(Exercise instructions)
For each line of the data below that holds "caption", copy the line.

(Material for the task)

-- BEGIN --

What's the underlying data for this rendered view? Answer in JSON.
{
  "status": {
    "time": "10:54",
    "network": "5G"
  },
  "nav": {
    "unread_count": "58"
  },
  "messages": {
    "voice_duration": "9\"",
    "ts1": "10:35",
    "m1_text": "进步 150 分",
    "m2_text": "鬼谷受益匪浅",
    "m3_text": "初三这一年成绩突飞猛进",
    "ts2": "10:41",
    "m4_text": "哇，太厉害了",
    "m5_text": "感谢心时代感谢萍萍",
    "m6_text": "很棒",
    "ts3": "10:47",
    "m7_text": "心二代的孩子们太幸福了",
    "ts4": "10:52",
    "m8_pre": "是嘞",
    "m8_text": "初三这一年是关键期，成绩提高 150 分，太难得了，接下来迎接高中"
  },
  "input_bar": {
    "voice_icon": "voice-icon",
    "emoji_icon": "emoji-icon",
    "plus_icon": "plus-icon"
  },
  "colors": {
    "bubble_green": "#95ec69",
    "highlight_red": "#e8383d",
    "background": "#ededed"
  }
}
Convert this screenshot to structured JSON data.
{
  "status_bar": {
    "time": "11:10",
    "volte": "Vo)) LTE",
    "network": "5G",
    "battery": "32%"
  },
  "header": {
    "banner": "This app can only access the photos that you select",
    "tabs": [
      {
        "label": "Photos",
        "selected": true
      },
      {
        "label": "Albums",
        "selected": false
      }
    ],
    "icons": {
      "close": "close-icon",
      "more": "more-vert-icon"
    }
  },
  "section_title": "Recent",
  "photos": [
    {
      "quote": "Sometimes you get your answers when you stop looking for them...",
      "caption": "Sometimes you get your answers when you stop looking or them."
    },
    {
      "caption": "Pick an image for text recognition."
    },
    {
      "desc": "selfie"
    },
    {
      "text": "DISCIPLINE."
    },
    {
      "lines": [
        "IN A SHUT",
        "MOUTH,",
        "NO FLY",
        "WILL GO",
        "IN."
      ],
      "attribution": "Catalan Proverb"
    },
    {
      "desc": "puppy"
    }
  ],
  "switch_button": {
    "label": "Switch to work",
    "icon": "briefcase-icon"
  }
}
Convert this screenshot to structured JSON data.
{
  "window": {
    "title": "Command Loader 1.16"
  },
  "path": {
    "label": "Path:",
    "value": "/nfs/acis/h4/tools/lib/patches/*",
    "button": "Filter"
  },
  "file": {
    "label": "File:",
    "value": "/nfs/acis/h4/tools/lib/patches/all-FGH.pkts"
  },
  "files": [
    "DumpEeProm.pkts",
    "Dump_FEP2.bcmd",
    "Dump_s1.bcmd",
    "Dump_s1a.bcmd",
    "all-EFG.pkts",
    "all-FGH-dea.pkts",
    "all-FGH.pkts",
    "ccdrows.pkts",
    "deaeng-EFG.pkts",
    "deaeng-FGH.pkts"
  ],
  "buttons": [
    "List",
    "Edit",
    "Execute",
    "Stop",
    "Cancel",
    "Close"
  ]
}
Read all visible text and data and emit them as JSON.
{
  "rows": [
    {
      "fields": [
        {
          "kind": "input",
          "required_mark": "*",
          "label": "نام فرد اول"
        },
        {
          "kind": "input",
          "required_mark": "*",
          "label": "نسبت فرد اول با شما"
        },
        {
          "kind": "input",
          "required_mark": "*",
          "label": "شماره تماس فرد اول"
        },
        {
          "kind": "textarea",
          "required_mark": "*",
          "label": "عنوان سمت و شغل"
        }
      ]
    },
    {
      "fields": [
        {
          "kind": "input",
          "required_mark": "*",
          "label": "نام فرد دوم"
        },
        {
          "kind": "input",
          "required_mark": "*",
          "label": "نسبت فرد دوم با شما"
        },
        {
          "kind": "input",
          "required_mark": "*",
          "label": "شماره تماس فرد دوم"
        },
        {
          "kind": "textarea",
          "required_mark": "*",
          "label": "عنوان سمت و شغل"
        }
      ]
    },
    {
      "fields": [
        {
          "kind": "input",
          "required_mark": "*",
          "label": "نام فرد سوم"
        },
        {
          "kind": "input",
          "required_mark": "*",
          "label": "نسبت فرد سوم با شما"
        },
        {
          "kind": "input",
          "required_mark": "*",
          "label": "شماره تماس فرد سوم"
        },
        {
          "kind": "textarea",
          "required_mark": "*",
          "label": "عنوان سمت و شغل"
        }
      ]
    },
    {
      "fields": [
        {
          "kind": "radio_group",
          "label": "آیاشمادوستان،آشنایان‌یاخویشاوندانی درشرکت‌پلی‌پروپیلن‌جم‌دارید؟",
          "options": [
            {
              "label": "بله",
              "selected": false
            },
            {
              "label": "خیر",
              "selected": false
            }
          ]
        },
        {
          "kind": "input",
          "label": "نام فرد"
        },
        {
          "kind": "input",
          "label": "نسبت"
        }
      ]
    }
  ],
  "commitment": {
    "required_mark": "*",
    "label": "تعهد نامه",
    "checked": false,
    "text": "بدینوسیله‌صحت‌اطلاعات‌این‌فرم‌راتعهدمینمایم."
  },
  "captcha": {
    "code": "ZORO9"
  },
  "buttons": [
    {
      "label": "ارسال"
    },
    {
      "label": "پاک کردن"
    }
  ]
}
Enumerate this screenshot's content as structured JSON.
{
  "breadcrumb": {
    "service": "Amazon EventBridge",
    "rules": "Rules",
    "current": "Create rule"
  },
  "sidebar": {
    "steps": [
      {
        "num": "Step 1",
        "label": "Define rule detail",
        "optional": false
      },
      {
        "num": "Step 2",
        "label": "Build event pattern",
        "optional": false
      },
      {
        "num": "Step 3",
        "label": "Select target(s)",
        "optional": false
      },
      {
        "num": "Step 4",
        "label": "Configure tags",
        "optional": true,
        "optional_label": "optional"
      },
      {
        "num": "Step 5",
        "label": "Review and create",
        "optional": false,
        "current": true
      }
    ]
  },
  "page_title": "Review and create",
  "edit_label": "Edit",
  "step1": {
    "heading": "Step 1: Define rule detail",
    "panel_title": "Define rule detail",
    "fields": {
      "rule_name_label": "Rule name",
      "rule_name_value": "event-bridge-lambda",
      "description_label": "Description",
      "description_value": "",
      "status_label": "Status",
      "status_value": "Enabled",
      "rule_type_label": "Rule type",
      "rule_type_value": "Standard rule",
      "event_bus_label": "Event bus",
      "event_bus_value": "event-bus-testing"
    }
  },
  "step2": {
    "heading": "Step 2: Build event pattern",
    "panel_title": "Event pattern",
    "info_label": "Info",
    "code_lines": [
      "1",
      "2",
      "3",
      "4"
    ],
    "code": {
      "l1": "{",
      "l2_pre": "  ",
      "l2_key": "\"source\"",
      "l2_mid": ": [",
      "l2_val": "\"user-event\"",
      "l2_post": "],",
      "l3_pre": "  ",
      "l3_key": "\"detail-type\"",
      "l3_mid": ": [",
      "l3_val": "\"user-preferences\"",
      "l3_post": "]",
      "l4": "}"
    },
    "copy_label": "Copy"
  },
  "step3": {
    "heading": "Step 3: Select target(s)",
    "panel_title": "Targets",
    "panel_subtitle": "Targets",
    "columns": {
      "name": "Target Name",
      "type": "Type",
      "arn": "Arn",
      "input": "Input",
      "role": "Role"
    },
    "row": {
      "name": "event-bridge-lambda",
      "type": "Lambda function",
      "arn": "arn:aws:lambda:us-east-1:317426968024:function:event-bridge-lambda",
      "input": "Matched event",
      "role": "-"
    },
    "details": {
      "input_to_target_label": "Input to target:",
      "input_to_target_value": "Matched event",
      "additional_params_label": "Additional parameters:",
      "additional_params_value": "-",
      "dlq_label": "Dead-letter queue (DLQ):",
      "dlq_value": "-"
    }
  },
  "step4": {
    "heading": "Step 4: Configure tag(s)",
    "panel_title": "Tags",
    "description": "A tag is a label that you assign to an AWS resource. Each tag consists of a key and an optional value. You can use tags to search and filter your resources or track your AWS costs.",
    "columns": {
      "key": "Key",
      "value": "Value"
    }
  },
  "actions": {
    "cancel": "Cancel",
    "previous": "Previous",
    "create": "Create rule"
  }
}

-- END --

(Completed exercise)
      "caption": "Sometimes you get your answers when you stop looking or them."
      "caption": "Pick an image for text recognition."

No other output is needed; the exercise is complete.